Take the entries below and reproduce them word for word.

(Saved data entries)
Begin
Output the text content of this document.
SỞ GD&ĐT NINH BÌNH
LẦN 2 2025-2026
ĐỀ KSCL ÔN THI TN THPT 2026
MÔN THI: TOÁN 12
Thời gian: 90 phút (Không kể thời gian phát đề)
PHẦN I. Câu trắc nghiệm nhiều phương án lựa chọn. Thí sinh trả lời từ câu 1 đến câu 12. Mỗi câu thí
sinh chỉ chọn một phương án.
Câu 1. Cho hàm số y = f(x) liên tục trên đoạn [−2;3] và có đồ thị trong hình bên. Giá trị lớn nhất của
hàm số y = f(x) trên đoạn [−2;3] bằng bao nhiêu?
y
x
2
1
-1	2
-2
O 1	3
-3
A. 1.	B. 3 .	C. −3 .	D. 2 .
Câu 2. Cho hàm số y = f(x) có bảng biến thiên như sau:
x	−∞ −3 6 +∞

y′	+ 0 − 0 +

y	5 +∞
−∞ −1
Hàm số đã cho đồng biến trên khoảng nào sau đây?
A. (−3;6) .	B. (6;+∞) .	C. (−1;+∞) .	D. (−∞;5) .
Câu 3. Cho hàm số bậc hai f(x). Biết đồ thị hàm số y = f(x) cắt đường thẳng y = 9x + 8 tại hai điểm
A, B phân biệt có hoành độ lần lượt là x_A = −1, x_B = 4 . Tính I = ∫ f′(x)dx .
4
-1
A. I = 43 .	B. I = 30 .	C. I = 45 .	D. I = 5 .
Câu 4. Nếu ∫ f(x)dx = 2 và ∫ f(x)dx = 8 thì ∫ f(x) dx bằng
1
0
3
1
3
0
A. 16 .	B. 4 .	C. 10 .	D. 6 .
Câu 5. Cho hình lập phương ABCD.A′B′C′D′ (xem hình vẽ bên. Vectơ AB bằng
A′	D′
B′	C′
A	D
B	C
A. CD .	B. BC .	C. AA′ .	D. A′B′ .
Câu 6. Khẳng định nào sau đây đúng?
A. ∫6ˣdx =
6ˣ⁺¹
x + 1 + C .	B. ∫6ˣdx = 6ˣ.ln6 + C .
End
▶ **The solution**:
Output the text content of this document.
SỞ GD&ĐT NINH BÌNH
LẦN 2 2025-2026
ĐỀ KSCL ÔN THI TN THPT 2026
MÔN THI: TOÁN 12
Thời gian: 90 phút (Không kể thời gian phát đề)
PHẦN I. Câu trắc nghiệm nhiều phương án lựa chọn. Thí sinh trả lời từ câu 1 đến câu 12. Mỗi câu thí
sinh chỉ chọn một phương án.
Câu 1. Cho hàm số y = f(x) liên tục trên đoạn [−2;3] và có đồ thị trong hình bên. Giá trị lớn nhất của
hàm số y = f(x) trên đoạn [−2;3] bằng bao nhiêu?
y
x
2
1
-1	2
-2
O 1	3
-3
A. 1.	B. 3 .	C. −3 .	D. 2 .
Câu 2. Cho hàm số y = f(x) có bảng biến thiên như sau:
x	−∞ −3 6 +∞

y′	+ 0 − 0 +

y	5 +∞
−∞ −1
Hàm số đã cho đồng biến trên khoảng nào sau đây?
A. (−3;6) .	B. (6;+∞) .	C. (−1;+∞) .	D. (−∞;5) .
Câu 3. Cho hàm số bậc hai f(x). Biết đồ thị hàm số y = f(x) cắt đường thẳng y = 9x + 8 tại hai điểm
A, B phân biệt có hoành độ lần lượt là x_A = −1, x_B = 4 . Tính I = ∫ f′(x)dx .
4
-1
A. I = 43 .	B. I = 30 .	C. I = 45 .	D. I = 5 .
Câu 4. Nếu ∫ f(x)dx = 2 và ∫ f(x)dx = 8 thì ∫ f(x) dx bằng
1
0
3
1
3
0
A. 16 .	B. 4 .	C. 10 .	D. 6 .
Câu 5. Cho hình lập phương ABCD.A′B′C′D′ (xem hình vẽ bên. Vectơ AB bằng
A′	D′
B′	C′
A	D
B	C
A. CD .	B. BC .	C. AA′ .	D. A′B′ .
Câu 6. Khẳng định nào sau đây đúng?
A. ∫6ˣdx =
6ˣ⁺¹
x + 1 + C .	B. ∫6ˣdx = 6ˣ.ln6 + C .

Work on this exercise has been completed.